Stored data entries
++++++
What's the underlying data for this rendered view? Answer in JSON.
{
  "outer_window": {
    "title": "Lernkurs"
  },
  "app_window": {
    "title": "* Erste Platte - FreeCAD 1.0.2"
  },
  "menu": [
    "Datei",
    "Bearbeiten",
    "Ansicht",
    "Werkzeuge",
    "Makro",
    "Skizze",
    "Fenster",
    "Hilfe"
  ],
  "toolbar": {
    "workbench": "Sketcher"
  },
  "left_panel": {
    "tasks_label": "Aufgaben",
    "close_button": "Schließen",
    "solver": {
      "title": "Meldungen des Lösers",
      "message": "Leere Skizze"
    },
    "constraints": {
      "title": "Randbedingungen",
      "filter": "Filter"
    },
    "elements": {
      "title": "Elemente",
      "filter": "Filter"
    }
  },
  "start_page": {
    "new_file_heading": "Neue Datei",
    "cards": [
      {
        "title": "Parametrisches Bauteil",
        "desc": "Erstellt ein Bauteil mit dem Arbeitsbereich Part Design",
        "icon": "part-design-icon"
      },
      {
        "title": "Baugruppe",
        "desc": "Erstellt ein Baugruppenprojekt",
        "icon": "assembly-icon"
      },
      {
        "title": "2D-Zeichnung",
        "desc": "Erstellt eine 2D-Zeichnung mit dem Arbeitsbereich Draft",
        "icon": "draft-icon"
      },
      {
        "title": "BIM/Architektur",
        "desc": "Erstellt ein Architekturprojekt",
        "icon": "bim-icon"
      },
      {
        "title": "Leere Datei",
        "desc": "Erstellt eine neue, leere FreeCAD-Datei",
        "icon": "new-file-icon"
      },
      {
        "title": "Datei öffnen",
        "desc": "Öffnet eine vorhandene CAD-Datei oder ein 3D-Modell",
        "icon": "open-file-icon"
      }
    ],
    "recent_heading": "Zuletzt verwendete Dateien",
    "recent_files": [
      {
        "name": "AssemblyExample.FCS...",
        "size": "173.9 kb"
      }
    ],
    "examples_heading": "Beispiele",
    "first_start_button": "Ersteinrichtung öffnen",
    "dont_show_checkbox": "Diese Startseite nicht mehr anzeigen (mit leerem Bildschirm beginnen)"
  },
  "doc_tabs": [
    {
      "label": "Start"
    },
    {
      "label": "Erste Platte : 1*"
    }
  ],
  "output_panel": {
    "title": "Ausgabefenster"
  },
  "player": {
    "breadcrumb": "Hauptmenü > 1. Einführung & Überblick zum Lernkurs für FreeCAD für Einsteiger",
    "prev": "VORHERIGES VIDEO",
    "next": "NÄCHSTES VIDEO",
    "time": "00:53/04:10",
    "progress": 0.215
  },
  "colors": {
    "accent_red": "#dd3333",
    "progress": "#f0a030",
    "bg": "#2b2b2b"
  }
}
++++++
— Task to carry out —
Word for word, write out the data.

— Output for this exercise —
What's the underlying data for this rendered view? Answer in JSON.
{
  "outer_window": {
    "title": "Lernkurs"
  },
  "app_window": {
    "title": "* Erste Platte - FreeCAD 1.0.2"
  },
  "menu": [
    "Datei",
    "Bearbeiten",
    "Ansicht",
    "Werkzeuge",
    "Makro",
    "Skizze",
    "Fenster",
    "Hilfe"
  ],
  "toolbar": {
    "workbench": "Sketcher"
  },
  "left_panel": {
    "tasks_label": "Aufgaben",
    "close_button": "Schließen",
    "solver": {
      "title": "Meldungen des Lösers",
      "message": "Leere Skizze"
    },
    "constraints": {
      "title": "Randbedingungen",
      "filter": "Filter"
    },
    "elements": {
      "title": "Elemente",
      "filter": "Filter"
    }
  },
  "start_page": {
    "new_file_heading": "Neue Datei",
    "cards": [
      {
        "title": "Parametrisches Bauteil",
        "desc": "Erstellt ein Bauteil mit dem Arbeitsbereich Part Design",
        "icon": "part-design-icon"
      },
      {
        "title": "Baugruppe",
        "desc": "Erstellt ein Baugruppenprojekt",
        "icon": "assembly-icon"
      },
      {
        "title": "2D-Zeichnung",
        "desc": "Erstellt eine 2D-Zeichnung mit dem Arbeitsbereich Draft",
        "icon": "draft-icon"
      },
      {
        "title": "BIM/Architektur",
        "desc": "Erstellt ein Architekturprojekt",
        "icon": "bim-icon"
      },
      {
        "title": "Leere Datei",
        "desc": "Erstellt eine neue, leere FreeCAD-Datei",
        "icon": "new-file-icon"
      },
      {
        "title": "Datei öffnen",
        "desc": "Öffnet eine vorhandene CAD-Datei oder ein 3D-Modell",
        "icon": "open-file-icon"
      }
    ],
    "recent_heading": "Zuletzt verwendete Dateien",
    "recent_files": [
      {
        "name": "AssemblyExample.FCS...",
        "size": "173.9 kb"
      }
    ],
    "examples_heading": "Beispiele",
    "first_start_button": "Ersteinrichtung öffnen",
    "dont_show_checkbox": "Diese Startseite nicht mehr anzeigen (mit leerem Bildschirm beginnen)"
  },
  "doc_tabs": [
    {
      "label": "Start"
    },
    {
      "label": "Erste Platte : 1*"
    }
  ],
  "output_panel": {
    "title": "Ausgabefenster"
  },
  "player": {
    "breadcrumb": "Hauptmenü > 1. Einführung & Überblick zum Lernkurs für FreeCAD für Einsteiger",
    "prev": "VORHERIGES VIDEO",
    "next": "NÄCHSTES VIDEO",
    "time": "00:53/04:10",
    "progress": 0.215
  },
  "colors": {
    "accent_red": "#dd3333",
    "progress": "#f0a030",
    "bg": "#2b2b2b"
  }
}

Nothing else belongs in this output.